§ YOUR TASK
Please answer this from the text on Hawaii workers' comp reform: for how long could an employer require an injured employee to choose a physician from an employer-designated provider list under the proposal?

Will there be reform?
Hawaii Governor Linda Lingle worked with Department of Labor Director Nelson Befitel to develop and introduce a proposal to address problems in the workers’ comp system in the 2004 legislative session, but both SB 2961 and HB 2486, its companion bill, died in the committee.

The package had several provisions dealing with the wording to certain terms including the establishment of a definition for the term “attending physician,” and the exclusion from the definition of “employment.” It also disallowed compensation for mental injury or illness caused by good faith personnel actions and allowed an employer to require an injured employee to select a physician from an employer designated healthcare provider list for medical service for the first 10 days of treatment.

Among the other provisions included limits to charges for emergency room services, clarification as to when benefits may be terminated if a false claim is filed, validation of arbitration agreements and mediation, and a provision allowing the Insurance Fraud Investigations Branch to initiate prosecutions and disciplinary actions.

“Essentially the reform effort was thwarted in the Legislature primarily because of concerns that the allegations that the governor’s reform proposal would take away benefits from injured workers,” Sam Sorich, vice president and western regional manager of Property Casualty Insurers Association of America (PCI), said.

“The bill did address many of the inefficiencies in the system. Unfortunately, reform normally takes place when a crisis exists,” Bob Dove, president of Hawaii Employers’ Mutual Insurance Company, said. “That is not how things should be, but it is how they are. During the 2004 legislative session Hawaii had a hard market, not a California-style crisis.

“In my opinion, what prevented the bill from being passed was the perception of labor that the bill represented significant “takeaways” from workers with no similar concessions by business. Whether that was an accurate perception is open to conjecture. However, without placing blame it is fair to say there was no effective dialogue between business and labor, Republicans and Democrats. As a result we had polarization. That led to stalemate,” Dove said.

The insurance commissioner said that some members of the Legislature with close ties to unions felt threatened by the reforms.

“They chopped up the reform into little pieces and killed off each little piece one by one,” Schmidt said. The only piece left concerned workers’ comp fraud, but he said that part of the legislation is ineffective.

Sorich said that reforms passed recently in California are needed in Hawaii before the crisis hits.

“Hawaii has not adopted some of the reforms that we’ve seen here in California,” he said. “In California we have significantly limited the number of stress claims that can be pursued. In terms of our choice of medical providers, we here in California do have some guidelines as to the choice of physicians that an employee has; in Hawaii there is no such limitation. We also have a limitation on the number of weeks for temporary total disability payments; Hawaii does not have that limitation. I think in California we are lowering our workers’ comp costs because of those elements and Hawaii has not adopted those controls.”

Dove said that future reform is possible but will take a lot of work. “Future reform is not only possible, but important for a healthy economy benefiting both businesses and workers,” he said.

“For reform to happen, absent a real or manufactured crisis, there must be a significant effort at consensus building among the stakeholders including the executive and legislative branches. HEMIC is non-partisan, and we hope to be both a contributor to and a facilitator of that process,” Dove added.

Sorich added that the governor’s proposal should be revisited. “The Legislature should look more closely at the content of the governor’s proposal because I think she said some sound ideas that merit some further consideration,” he said.

Both Commissioner Schmidt and a representative at the Governor’s office said another worker’s comp reform measure will be introduced in the 2005 legislative session. Until then, small businesses and Hawaii agents will continue to struggle under the wavering system until relief is found.

Structured page parsing data:

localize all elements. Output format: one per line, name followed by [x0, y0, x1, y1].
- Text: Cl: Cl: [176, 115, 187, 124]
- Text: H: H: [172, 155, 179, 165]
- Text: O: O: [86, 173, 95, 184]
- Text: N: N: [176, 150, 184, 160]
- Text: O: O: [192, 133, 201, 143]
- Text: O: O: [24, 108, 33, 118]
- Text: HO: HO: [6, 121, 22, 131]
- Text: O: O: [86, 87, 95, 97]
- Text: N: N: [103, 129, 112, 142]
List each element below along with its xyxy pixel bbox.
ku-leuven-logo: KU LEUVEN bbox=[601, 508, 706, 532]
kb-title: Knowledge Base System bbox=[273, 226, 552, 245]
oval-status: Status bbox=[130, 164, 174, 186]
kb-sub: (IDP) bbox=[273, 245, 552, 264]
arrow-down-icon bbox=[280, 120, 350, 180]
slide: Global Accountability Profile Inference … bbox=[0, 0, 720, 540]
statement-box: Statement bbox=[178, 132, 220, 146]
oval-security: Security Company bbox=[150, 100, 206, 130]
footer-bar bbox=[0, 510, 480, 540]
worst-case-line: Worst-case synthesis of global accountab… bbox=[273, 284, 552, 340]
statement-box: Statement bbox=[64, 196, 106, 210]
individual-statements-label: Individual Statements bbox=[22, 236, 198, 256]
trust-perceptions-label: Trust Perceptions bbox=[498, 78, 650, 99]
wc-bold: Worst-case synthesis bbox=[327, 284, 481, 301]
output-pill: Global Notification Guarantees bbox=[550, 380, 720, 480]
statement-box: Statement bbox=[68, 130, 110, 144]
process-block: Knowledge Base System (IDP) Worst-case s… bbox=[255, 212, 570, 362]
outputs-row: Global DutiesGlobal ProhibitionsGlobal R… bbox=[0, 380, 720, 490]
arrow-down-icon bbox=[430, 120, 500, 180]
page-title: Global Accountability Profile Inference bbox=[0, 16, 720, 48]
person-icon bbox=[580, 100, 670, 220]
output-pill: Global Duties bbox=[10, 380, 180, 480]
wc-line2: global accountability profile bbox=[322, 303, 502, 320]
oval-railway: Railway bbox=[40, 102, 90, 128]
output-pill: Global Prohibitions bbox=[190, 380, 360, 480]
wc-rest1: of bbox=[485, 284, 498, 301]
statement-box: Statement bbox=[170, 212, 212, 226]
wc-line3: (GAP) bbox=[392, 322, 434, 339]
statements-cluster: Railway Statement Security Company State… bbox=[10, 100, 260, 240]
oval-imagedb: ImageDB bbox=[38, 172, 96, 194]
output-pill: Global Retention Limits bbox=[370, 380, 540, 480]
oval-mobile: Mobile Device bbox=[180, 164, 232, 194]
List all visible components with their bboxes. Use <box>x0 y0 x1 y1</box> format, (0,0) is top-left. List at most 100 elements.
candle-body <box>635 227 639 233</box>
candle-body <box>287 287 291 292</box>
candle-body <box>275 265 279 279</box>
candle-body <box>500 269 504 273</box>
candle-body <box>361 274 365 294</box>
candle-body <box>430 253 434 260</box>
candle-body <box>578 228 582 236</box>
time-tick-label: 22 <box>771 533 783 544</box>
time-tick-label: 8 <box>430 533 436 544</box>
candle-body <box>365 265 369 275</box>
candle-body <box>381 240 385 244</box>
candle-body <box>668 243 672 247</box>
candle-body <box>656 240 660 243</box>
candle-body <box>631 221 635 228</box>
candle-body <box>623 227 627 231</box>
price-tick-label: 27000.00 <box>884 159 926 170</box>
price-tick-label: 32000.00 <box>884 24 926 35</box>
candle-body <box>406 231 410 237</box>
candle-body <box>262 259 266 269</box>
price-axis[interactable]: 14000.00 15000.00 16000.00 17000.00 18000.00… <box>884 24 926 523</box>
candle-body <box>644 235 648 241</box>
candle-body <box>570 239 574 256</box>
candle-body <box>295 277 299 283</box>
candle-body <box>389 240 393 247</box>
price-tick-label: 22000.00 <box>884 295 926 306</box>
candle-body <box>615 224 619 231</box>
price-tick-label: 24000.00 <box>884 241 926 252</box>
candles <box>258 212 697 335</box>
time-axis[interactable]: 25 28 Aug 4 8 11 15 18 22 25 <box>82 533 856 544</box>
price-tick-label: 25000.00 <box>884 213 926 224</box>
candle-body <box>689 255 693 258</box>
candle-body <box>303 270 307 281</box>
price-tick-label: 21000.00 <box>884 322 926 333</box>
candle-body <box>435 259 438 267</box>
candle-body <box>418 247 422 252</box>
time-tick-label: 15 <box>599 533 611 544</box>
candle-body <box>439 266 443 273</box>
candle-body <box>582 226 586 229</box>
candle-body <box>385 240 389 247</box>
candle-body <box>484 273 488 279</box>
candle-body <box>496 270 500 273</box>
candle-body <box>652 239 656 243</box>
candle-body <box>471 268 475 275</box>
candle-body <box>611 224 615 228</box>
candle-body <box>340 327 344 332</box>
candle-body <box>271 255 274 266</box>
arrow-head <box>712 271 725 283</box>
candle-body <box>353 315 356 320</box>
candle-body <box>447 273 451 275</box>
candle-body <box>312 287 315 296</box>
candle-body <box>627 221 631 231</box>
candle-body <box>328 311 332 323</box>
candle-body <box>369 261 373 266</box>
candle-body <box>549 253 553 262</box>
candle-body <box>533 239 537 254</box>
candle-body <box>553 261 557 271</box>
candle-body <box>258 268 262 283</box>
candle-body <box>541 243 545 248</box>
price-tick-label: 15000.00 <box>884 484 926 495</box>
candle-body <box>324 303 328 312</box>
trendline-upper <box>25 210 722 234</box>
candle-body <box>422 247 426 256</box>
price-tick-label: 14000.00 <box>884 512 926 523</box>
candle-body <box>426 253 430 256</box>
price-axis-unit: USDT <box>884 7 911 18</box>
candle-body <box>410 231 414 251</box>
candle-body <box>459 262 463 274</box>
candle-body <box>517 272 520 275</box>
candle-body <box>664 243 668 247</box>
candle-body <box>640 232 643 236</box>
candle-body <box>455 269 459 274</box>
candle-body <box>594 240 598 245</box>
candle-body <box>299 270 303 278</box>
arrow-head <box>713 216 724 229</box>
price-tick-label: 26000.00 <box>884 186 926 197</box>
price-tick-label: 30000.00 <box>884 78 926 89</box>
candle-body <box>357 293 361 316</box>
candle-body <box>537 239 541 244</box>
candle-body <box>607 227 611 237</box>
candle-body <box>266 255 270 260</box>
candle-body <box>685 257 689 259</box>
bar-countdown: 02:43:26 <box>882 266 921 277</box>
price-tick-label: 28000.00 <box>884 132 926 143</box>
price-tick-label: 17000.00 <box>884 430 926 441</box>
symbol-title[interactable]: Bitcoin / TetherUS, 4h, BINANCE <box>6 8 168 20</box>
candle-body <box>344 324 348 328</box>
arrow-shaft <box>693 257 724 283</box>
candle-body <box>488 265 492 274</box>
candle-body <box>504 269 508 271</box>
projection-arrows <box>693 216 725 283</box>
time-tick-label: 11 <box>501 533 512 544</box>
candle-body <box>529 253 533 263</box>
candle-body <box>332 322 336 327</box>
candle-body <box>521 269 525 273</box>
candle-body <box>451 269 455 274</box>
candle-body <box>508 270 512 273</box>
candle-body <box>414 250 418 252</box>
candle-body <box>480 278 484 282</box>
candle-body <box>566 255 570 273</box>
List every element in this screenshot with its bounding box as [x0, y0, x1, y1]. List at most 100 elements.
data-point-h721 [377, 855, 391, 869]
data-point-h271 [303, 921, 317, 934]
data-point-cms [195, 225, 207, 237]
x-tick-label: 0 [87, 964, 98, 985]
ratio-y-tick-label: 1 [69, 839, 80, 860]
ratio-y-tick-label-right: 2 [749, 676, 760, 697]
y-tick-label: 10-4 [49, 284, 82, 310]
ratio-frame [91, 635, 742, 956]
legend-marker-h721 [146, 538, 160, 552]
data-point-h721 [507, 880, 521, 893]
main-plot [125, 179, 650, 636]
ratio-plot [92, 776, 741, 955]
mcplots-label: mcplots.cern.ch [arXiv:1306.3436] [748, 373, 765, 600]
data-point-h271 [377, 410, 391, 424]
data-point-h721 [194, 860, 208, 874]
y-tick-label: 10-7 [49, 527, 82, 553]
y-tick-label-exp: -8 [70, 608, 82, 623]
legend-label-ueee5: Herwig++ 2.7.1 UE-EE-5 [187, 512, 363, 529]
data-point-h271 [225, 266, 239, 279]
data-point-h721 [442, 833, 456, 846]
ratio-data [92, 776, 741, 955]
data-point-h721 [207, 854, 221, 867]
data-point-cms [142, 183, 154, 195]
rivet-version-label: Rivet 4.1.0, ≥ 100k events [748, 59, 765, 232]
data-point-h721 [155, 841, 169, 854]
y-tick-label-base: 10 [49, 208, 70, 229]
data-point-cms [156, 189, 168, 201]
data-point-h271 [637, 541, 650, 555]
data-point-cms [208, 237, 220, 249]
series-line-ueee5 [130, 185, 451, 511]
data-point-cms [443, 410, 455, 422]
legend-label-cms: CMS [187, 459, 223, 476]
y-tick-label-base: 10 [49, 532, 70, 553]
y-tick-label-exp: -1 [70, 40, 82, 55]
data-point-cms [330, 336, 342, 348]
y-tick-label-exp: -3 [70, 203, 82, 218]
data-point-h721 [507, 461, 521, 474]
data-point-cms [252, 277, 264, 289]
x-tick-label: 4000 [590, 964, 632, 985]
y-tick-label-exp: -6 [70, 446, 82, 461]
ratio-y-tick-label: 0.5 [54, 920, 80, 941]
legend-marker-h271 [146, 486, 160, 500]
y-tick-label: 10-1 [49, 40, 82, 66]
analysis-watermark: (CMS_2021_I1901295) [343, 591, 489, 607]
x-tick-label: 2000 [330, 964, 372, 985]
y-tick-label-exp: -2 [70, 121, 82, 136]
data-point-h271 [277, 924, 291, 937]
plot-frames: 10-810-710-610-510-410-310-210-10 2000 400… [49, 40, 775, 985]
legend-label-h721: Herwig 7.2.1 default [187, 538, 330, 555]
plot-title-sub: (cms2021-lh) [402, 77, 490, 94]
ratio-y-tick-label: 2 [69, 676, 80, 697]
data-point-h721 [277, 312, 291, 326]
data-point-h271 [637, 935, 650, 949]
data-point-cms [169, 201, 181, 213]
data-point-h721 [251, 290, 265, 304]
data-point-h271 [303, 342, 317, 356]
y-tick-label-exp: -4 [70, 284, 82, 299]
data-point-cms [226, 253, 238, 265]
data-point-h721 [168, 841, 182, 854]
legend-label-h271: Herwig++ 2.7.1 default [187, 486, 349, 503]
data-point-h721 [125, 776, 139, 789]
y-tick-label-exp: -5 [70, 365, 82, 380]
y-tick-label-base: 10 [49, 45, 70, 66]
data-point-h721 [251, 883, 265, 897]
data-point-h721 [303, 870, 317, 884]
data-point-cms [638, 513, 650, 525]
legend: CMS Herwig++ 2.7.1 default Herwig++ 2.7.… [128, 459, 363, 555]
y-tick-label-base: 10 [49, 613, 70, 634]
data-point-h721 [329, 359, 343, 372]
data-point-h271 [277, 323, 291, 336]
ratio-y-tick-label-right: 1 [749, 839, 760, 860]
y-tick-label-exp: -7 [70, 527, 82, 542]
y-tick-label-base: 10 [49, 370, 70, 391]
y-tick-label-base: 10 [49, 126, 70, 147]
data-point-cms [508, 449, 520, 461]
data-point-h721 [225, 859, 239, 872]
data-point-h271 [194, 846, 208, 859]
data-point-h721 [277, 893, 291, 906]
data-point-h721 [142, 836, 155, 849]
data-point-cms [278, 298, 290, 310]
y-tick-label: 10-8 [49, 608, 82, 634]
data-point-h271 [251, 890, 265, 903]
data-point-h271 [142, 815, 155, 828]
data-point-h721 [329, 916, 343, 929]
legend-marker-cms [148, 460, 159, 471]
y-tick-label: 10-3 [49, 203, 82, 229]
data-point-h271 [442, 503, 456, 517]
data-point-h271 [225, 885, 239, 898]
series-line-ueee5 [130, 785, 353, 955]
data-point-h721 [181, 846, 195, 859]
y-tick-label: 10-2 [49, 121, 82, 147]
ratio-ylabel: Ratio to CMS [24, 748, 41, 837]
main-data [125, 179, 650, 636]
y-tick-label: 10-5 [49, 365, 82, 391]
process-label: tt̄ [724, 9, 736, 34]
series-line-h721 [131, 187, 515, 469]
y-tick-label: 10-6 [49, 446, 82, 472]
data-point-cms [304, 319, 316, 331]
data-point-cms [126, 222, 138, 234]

§ TASK ANSWER
For the first 10 days of treatment.